Directive — Omit any picture, and return the remaining data exactly as written.

Data supplied —
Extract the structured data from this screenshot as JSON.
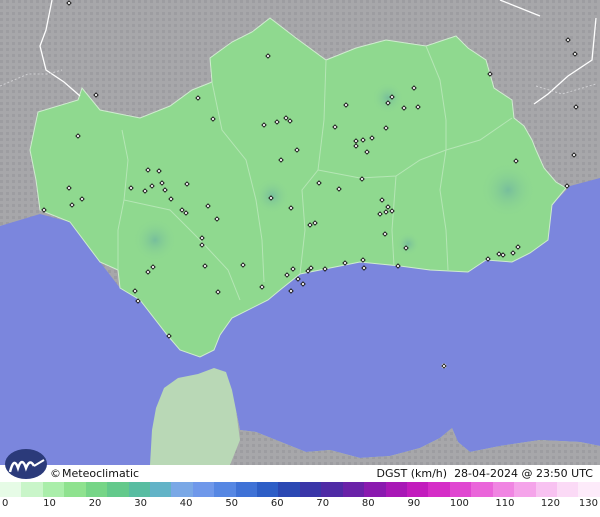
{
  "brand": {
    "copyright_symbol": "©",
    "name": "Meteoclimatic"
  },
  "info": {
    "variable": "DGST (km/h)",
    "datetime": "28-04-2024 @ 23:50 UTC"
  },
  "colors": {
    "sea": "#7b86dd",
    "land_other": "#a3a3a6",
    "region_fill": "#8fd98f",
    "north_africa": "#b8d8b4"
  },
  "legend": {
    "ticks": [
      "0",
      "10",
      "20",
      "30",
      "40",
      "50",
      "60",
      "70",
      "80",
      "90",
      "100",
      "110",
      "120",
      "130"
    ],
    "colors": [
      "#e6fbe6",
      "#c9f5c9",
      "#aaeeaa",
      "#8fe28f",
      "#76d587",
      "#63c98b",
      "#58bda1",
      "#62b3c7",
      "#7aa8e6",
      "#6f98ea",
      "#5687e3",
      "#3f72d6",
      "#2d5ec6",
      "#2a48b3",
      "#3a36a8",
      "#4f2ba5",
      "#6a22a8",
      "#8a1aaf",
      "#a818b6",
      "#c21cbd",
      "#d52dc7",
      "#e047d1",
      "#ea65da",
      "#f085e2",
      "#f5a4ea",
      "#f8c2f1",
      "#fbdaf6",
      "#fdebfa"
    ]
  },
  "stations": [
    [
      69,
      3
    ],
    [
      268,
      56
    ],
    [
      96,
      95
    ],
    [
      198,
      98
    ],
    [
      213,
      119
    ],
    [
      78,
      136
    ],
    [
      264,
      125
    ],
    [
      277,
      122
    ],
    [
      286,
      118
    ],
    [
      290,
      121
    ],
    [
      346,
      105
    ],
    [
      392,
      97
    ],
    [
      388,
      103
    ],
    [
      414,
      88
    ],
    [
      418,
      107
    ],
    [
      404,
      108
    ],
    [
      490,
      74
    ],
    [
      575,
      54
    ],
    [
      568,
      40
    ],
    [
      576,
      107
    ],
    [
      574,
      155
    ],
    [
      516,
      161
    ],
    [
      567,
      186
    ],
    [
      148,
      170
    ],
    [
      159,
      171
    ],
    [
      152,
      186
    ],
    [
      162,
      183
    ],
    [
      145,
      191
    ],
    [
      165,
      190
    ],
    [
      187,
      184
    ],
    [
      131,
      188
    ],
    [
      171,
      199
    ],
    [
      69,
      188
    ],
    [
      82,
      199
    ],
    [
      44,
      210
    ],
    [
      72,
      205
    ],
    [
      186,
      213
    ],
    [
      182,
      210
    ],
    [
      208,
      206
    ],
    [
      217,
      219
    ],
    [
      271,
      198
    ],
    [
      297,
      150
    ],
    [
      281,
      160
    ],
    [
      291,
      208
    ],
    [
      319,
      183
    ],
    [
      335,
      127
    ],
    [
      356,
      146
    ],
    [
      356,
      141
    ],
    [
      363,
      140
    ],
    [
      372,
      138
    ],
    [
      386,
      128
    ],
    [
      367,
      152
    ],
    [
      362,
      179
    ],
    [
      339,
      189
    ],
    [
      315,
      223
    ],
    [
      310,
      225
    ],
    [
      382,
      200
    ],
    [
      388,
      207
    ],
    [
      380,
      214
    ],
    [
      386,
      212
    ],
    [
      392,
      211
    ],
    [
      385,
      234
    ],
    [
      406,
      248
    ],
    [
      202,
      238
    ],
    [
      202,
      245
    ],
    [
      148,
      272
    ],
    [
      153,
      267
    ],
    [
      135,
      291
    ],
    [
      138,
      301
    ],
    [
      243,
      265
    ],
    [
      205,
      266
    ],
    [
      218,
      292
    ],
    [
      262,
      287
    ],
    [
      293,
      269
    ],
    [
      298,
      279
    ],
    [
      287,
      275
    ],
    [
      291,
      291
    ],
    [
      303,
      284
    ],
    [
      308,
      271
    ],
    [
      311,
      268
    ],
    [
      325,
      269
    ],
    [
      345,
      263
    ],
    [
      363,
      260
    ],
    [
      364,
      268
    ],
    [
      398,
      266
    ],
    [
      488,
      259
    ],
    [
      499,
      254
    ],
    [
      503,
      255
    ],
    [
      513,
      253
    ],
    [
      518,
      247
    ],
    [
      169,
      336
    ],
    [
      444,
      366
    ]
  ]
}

Written answer —
Extract the structured data from this screenshot as JSON.
{
  "brand": {
    "copyright_symbol": "©",
    "name": "Meteoclimatic"
  },
  "info": {
    "variable": "DGST (km/h)",
    "datetime": "28-04-2024 @ 23:50 UTC"
  },
  "colors": {
    "sea": "#7b86dd",
    "land_other": "#a3a3a6",
    "region_fill": "#8fd98f",
    "north_africa": "#b8d8b4"
  },
  "legend": {
    "ticks": [
      "0",
      "10",
      "20",
      "30",
      "40",
      "50",
      "60",
      "70",
      "80",
      "90",
      "100",
      "110",
      "120",
      "130"
    ],
    "colors": [
      "#e6fbe6",
      "#c9f5c9",
      "#aaeeaa",
      "#8fe28f",
      "#76d587",
      "#63c98b",
      "#58bda1",
      "#62b3c7",
      "#7aa8e6",
      "#6f98ea",
      "#5687e3",
      "#3f72d6",
      "#2d5ec6",
      "#2a48b3",
      "#3a36a8",
      "#4f2ba5",
      "#6a22a8",
      "#8a1aaf",
      "#a818b6",
      "#c21cbd",
      "#d52dc7",
      "#e047d1",
      "#ea65da",
      "#f085e2",
      "#f5a4ea",
      "#f8c2f1",
      "#fbdaf6",
      "#fdebfa"
    ]
  },
  "stations": [
    [
      69,
      3
    ],
    [
      268,
      56
    ],
    [
      96,
      95
    ],
    [
      198,
      98
    ],
    [
      213,
      119
    ],
    [
      78,
      136
    ],
    [
      264,
      125
    ],
    [
      277,
      122
    ],
    [
      286,
      118
    ],
    [
      290,
      121
    ],
    [
      346,
      105
    ],
    [
      392,
      97
    ],
    [
      388,
      103
    ],
    [
      414,
      88
    ],
    [
      418,
      107
    ],
    [
      404,
      108
    ],
    [
      490,
      74
    ],
    [
      575,
      54
    ],
    [
      568,
      40
    ],
    [
      576,
      107
    ],
    [
      574,
      155
    ],
    [
      516,
      161
    ],
    [
      567,
      186
    ],
    [
      148,
      170
    ],
    [
      159,
      171
    ],
    [
      152,
      186
    ],
    [
      162,
      183
    ],
    [
      145,
      191
    ],
    [
      165,
      190
    ],
    [
      187,
      184
    ],
    [
      131,
      188
    ],
    [
      171,
      199
    ],
    [
      69,
      188
    ],
    [
      82,
      199
    ],
    [
      44,
      210
    ],
    [
      72,
      205
    ],
    [
      186,
      213
    ],
    [
      182,
      210
    ],
    [
      208,
      206
    ],
    [
      217,
      219
    ],
    [
      271,
      198
    ],
    [
      297,
      150
    ],
    [
      281,
      160
    ],
    [
      291,
      208
    ],
    [
      319,
      183
    ],
    [
      335,
      127
    ],
    [
      356,
      146
    ],
    [
      356,
      141
    ],
    [
      363,
      140
    ],
    [
      372,
      138
    ],
    [
      386,
      128
    ],
    [
      367,
      152
    ],
    [
      362,
      179
    ],
    [
      339,
      189
    ],
    [
      315,
      223
    ],
    [
      310,
      225
    ],
    [
      382,
      200
    ],
    [
      388,
      207
    ],
    [
      380,
      214
    ],
    [
      386,
      212
    ],
    [
      392,
      211
    ],
    [
      385,
      234
    ],
    [
      406,
      248
    ],
    [
      202,
      238
    ],
    [
      202,
      245
    ],
    [
      148,
      272
    ],
    [
      153,
      267
    ],
    [
      135,
      291
    ],
    [
      138,
      301
    ],
    [
      243,
      265
    ],
    [
      205,
      266
    ],
    [
      218,
      292
    ],
    [
      262,
      287
    ],
    [
      293,
      269
    ],
    [
      298,
      279
    ],
    [
      287,
      275
    ],
    [
      291,
      291
    ],
    [
      303,
      284
    ],
    [
      308,
      271
    ],
    [
      311,
      268
    ],
    [
      325,
      269
    ],
    [
      345,
      263
    ],
    [
      363,
      260
    ],
    [
      364,
      268
    ],
    [
      398,
      266
    ],
    [
      488,
      259
    ],
    [
      499,
      254
    ],
    [
      503,
      255
    ],
    [
      513,
      253
    ],
    [
      518,
      247
    ],
    [
      169,
      336
    ],
    [
      444,
      366
    ]
  ]
}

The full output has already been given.